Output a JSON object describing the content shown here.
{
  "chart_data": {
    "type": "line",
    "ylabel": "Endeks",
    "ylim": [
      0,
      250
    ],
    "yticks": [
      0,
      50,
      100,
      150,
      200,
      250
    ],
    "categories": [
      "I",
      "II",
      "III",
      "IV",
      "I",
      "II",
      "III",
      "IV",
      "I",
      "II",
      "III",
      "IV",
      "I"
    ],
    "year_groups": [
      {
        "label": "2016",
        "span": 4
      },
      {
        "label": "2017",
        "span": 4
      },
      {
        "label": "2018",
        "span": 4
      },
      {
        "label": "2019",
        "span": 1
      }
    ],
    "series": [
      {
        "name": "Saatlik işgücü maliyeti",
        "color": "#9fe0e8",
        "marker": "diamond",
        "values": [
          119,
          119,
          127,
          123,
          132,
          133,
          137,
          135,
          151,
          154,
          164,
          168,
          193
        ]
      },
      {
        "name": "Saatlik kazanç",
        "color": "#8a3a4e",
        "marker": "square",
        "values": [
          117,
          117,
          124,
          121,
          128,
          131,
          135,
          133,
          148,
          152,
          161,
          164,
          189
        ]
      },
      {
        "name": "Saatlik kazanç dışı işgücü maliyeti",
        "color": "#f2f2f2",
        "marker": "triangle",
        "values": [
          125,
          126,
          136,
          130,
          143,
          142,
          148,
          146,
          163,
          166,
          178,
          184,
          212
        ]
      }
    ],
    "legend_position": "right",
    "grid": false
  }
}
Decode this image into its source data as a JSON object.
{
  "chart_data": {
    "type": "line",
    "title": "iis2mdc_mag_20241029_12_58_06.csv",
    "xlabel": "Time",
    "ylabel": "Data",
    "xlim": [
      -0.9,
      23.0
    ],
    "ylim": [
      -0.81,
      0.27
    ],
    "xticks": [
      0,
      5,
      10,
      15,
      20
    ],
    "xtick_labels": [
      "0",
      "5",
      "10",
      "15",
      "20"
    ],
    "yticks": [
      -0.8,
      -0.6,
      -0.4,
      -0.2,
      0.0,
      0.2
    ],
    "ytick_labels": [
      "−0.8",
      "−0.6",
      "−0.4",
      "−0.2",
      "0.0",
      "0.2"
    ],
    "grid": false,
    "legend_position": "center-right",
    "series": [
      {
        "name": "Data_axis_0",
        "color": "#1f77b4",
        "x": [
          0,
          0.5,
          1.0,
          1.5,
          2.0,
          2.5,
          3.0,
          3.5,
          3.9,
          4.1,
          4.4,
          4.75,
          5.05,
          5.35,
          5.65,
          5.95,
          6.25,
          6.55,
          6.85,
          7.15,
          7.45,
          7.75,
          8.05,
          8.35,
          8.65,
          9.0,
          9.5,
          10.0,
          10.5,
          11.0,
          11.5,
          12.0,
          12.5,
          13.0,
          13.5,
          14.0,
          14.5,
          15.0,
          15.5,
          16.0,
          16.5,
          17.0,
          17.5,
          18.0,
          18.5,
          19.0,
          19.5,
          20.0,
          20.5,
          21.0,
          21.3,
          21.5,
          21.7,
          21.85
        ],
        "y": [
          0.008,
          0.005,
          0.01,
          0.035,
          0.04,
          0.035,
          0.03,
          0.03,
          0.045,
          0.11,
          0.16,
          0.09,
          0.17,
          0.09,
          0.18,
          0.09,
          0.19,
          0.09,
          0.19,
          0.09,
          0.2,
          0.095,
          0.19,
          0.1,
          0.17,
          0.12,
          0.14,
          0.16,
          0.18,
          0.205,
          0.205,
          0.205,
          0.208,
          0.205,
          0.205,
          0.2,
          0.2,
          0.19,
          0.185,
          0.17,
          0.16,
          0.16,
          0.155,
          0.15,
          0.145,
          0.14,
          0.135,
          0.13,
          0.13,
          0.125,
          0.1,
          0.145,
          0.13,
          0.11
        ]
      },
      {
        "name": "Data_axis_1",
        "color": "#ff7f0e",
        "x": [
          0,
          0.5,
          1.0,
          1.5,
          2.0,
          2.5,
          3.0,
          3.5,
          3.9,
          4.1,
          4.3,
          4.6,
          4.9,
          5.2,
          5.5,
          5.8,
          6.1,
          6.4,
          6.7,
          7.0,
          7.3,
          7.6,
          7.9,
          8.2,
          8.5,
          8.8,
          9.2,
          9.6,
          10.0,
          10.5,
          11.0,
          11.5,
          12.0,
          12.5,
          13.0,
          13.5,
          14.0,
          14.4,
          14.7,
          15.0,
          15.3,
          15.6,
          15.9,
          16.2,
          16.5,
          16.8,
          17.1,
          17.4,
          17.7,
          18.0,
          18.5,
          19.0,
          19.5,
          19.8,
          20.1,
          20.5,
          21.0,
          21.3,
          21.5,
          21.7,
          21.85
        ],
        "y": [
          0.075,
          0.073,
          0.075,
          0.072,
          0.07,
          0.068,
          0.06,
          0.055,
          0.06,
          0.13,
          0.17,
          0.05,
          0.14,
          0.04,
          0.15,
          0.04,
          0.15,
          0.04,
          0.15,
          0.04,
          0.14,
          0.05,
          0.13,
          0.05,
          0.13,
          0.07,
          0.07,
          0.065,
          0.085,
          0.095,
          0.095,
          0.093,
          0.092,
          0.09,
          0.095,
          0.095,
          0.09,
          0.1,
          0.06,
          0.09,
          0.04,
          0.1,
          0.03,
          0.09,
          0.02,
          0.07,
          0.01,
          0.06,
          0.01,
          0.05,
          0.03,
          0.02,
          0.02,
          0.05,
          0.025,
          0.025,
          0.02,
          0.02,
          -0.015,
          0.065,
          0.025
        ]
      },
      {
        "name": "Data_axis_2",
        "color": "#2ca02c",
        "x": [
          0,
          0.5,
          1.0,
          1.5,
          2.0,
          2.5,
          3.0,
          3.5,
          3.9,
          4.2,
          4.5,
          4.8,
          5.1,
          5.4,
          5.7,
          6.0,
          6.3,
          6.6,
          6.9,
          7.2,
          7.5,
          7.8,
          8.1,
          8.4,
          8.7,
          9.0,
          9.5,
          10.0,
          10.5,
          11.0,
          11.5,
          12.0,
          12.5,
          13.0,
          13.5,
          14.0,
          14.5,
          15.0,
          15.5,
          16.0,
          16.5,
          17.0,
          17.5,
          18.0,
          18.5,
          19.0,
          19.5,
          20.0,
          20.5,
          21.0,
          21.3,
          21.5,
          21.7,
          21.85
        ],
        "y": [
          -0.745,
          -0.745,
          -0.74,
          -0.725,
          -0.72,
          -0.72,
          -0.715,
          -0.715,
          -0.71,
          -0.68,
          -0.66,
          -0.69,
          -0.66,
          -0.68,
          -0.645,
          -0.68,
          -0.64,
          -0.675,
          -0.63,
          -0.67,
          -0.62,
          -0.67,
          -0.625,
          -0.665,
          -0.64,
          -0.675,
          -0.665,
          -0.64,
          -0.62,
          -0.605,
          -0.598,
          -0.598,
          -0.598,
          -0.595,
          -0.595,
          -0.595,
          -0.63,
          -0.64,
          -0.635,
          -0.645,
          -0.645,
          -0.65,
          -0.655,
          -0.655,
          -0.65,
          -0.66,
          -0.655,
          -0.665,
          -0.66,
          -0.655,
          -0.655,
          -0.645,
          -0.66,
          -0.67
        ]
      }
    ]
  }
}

######

### Task to carry out
Check the data for the word "name" and pull out the lines that have it.

### Solved exercise
        "name": "Saatlik işgücü maliyeti",
        "name": "Saatlik kazanç",
        "name": "Saatlik kazanç dışı işgücü maliyeti",
        "name": "Data_axis_0",
        "name": "Data_axis_1",
        "name": "Data_axis_2",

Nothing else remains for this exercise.